* TO DO *
Can you find the lines of the listing that include "Master" and copy every one?

>> START

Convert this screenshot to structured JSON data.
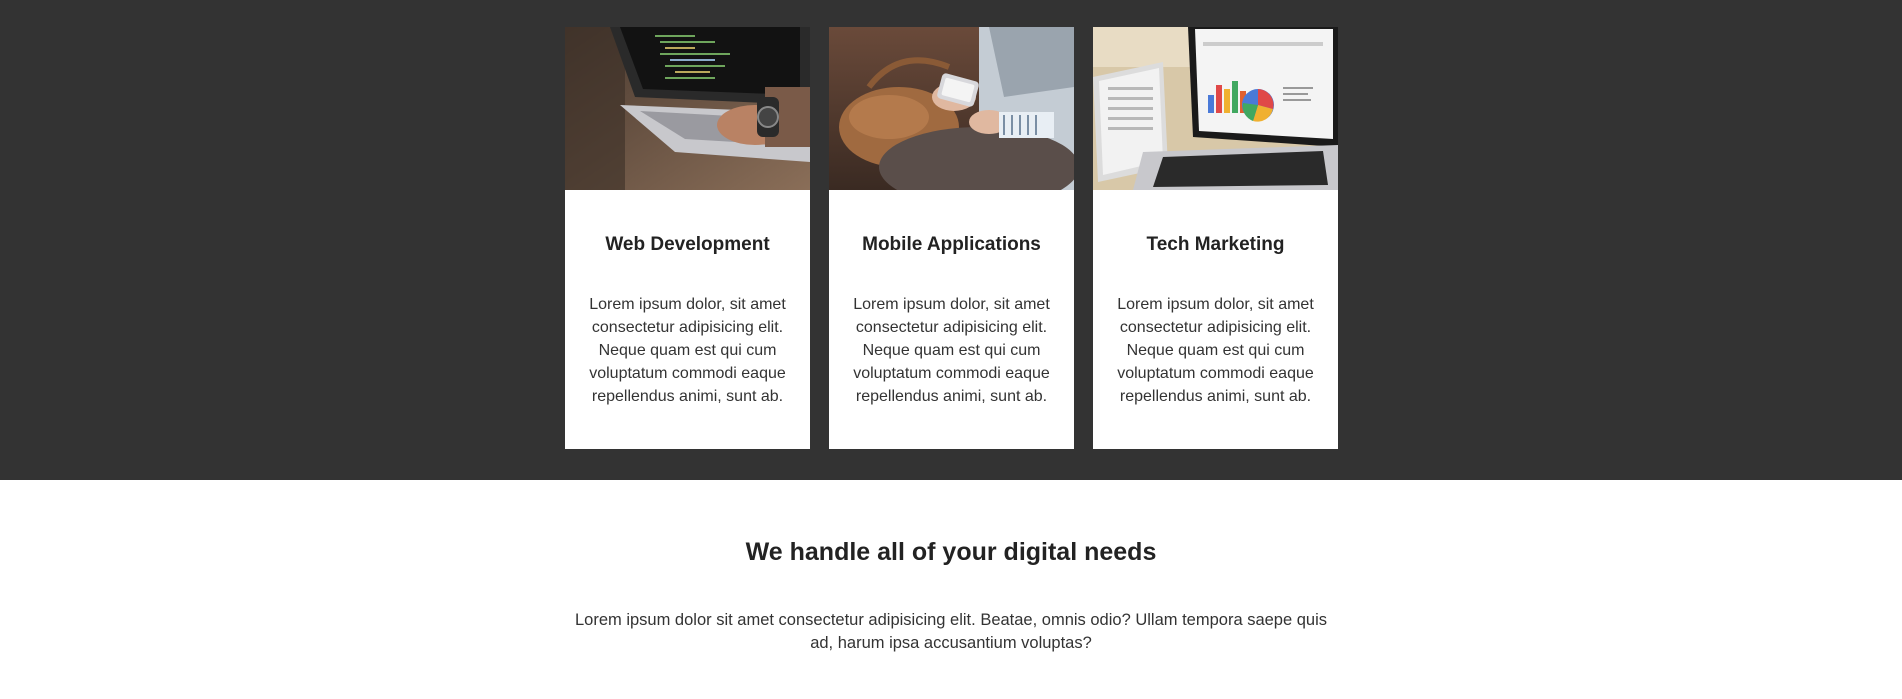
{
  "services": {
    "cards": [
      {
        "title": "Web Development",
        "body": "Lorem ipsum dolor, sit amet consectetur adipisicing elit. Neque quam est qui cum voluptatum commodi eaque repellendus animi, sunt ab."
      },
      {
        "title": "Mobile Applications",
        "body": "Lorem ipsum dolor, sit amet consectetur adipisicing elit. Neque quam est qui cum voluptatum commodi eaque repellendus animi, sunt ab."
      },
      {
        "title": "Tech Marketing",
        "body": "Lorem ipsum dolor, sit amet consectetur adipisicing elit. Neque quam est qui cum voluptatum commodi eaque repellendus animi, sunt ab."
      }
    ]
  },
  "intro": {
    "title": "We handle all of your digital needs",
    "text": "Lorem ipsum dolor sit amet consectetur adipisicing elit. Beatae, omnis odio? Ullam tempora saepe quis ad, harum ipsa accusantium voluptas?"
  },
  "colors": {
    "dark_section": "#333333",
    "card_background": "#ffffff",
    "heading": "#222222",
    "text": "#333333"
  },
  "images": [
    "laptop-coding-photo",
    "phone-and-bag-photo",
    "laptop-charts-photo"
  ]
}
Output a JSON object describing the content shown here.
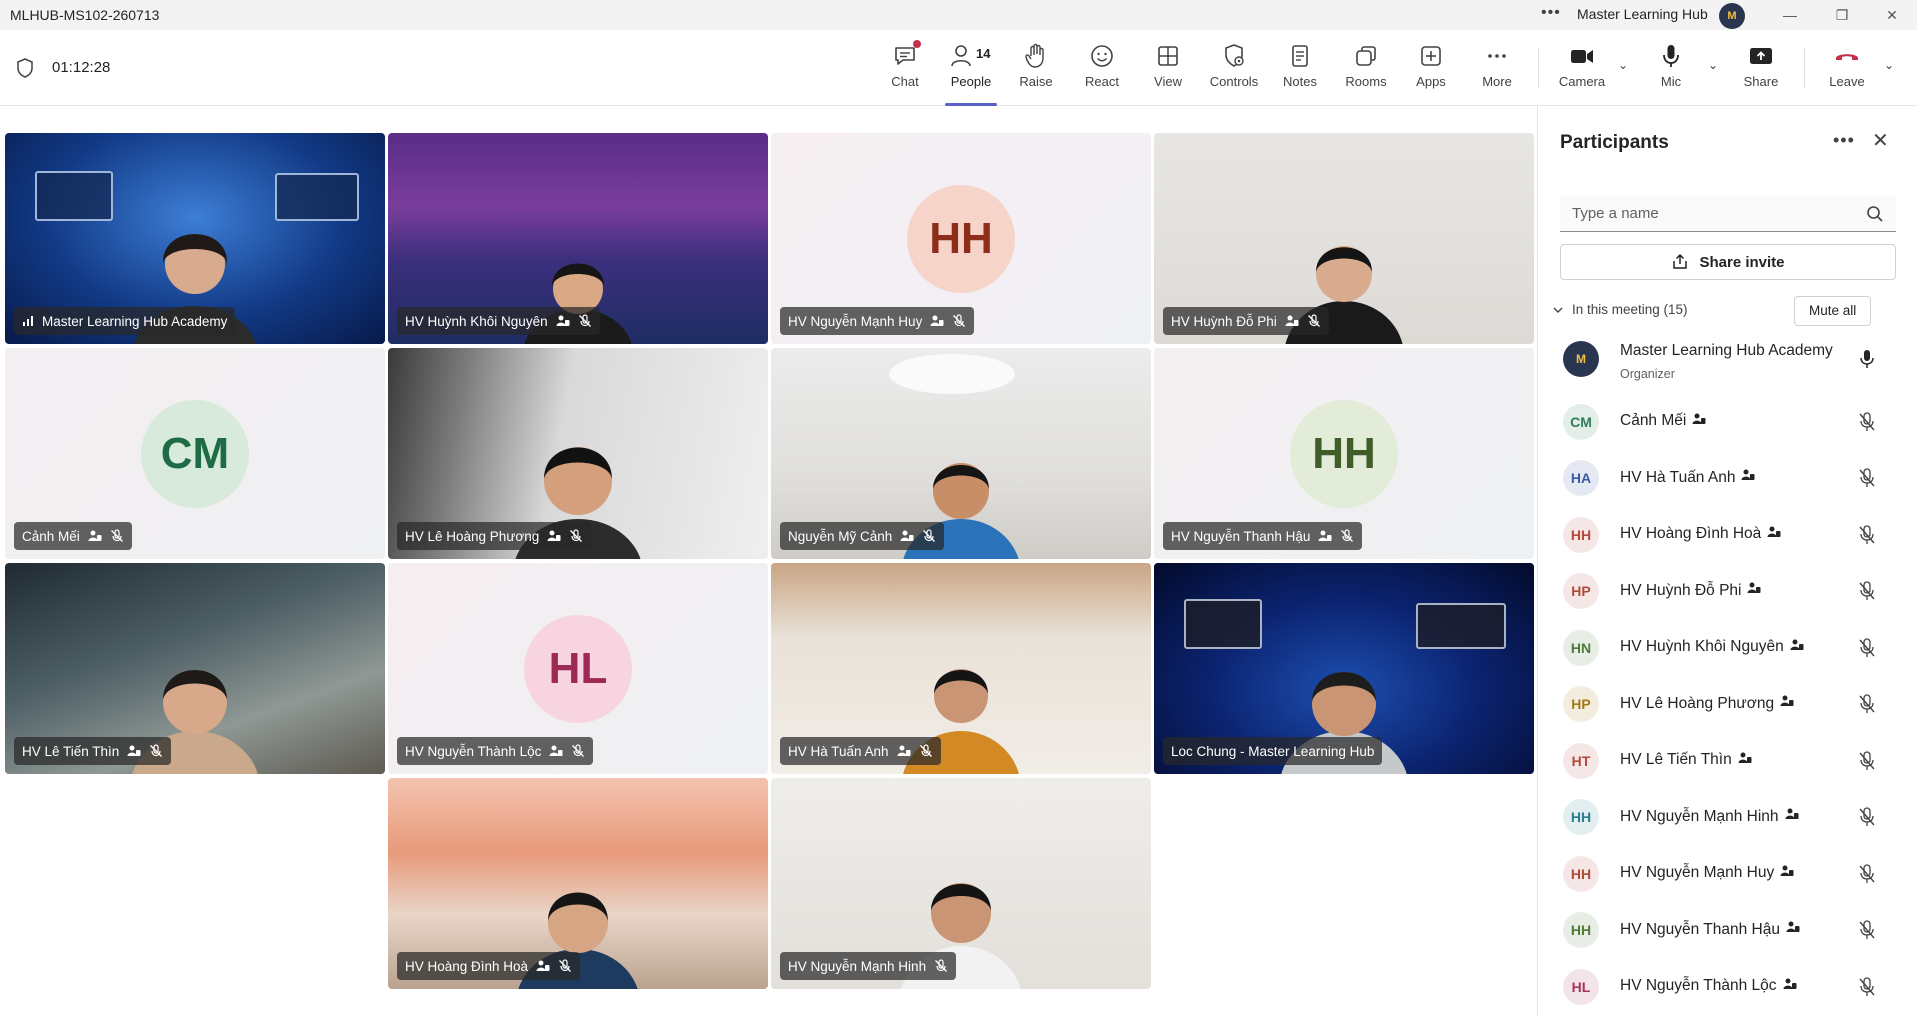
{
  "window": {
    "title": "MLHUB-MS102-260713",
    "org_name": "Master Learning Hub",
    "avatar_text": "M"
  },
  "toolbar": {
    "timer": "01:12:28",
    "people_count": "14",
    "buttons": {
      "chat": "Chat",
      "people": "People",
      "raise": "Raise",
      "react": "React",
      "view": "View",
      "controls": "Controls",
      "notes": "Notes",
      "rooms": "Rooms",
      "apps": "Apps",
      "more": "More",
      "camera": "Camera",
      "mic": "Mic",
      "share": "Share",
      "leave": "Leave"
    }
  },
  "tiles": [
    {
      "name": "Master Learning Hub Academy",
      "type": "video",
      "icon": "signal-bars-icon"
    },
    {
      "name": "HV Huỳnh Khôi Nguyên",
      "type": "video"
    },
    {
      "name": "HV Nguyễn Mạnh Huy",
      "type": "initials",
      "initials": "HH"
    },
    {
      "name": "HV Huỳnh Đỗ Phi",
      "type": "video"
    },
    {
      "name": "Cảnh Mếi",
      "type": "initials",
      "initials": "CM"
    },
    {
      "name": "HV Lê Hoàng Phương",
      "type": "video"
    },
    {
      "name": "Nguyễn Mỹ Cảnh",
      "type": "video"
    },
    {
      "name": "HV Nguyễn Thanh Hậu",
      "type": "initials",
      "initials": "HH"
    },
    {
      "name": "HV Lê Tiến Thìn",
      "type": "video"
    },
    {
      "name": "HV Nguyễn Thành Lộc",
      "type": "initials",
      "initials": "HL"
    },
    {
      "name": "HV Hà Tuấn Anh",
      "type": "video"
    },
    {
      "name": "Loc Chung - Master Learning Hub",
      "type": "video",
      "speaking": true
    },
    {
      "name": "HV Hoàng Đình Hoà",
      "type": "video"
    },
    {
      "name": "HV Nguyễn Mạnh Hinh",
      "type": "video"
    }
  ],
  "panel": {
    "title": "Participants",
    "search_placeholder": "Type a name",
    "share_invite": "Share invite",
    "section": "In this meeting (15)",
    "mute_all": "Mute all",
    "participants": [
      {
        "initials": "M",
        "name": "Master Learning Hub Academy",
        "role": "Organizer",
        "color": "#2a3550"
      },
      {
        "initials": "CM",
        "name": "Cảnh Mếi",
        "color": "#2e7d5b"
      },
      {
        "initials": "HA",
        "name": "HV Hà Tuấn Anh",
        "color": "#3b5aa3"
      },
      {
        "initials": "HH",
        "name": "HV Hoàng Đình Hoà",
        "color": "#b14a3a"
      },
      {
        "initials": "HP",
        "name": "HV Huỳnh Đỗ Phi",
        "color": "#b14a3a"
      },
      {
        "initials": "HN",
        "name": "HV Huỳnh Khôi Nguyên",
        "color": "#4f7a3a"
      },
      {
        "initials": "HP",
        "name": "HV Lê Hoàng Phương",
        "color": "#a27a12"
      },
      {
        "initials": "HT",
        "name": "HV Lê Tiến Thìn",
        "color": "#b14a3a"
      },
      {
        "initials": "HH",
        "name": "HV Nguyễn Mạnh Hinh",
        "color": "#2a7c8c"
      },
      {
        "initials": "HH",
        "name": "HV Nguyễn Mạnh Huy",
        "color": "#b14a3a"
      },
      {
        "initials": "HH",
        "name": "HV Nguyễn Thanh Hậu",
        "color": "#4f7a3a"
      },
      {
        "initials": "HL",
        "name": "HV Nguyễn Thành Lộc",
        "color": "#a8325e"
      }
    ]
  }
}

>> END

* CORRECT OUTPUT *
    "org_name": "Master Learning Hub",
      "name": "Master Learning Hub Academy",
      "name": "Loc Chung - Master Learning Hub",
        "name": "Master Learning Hub Academy",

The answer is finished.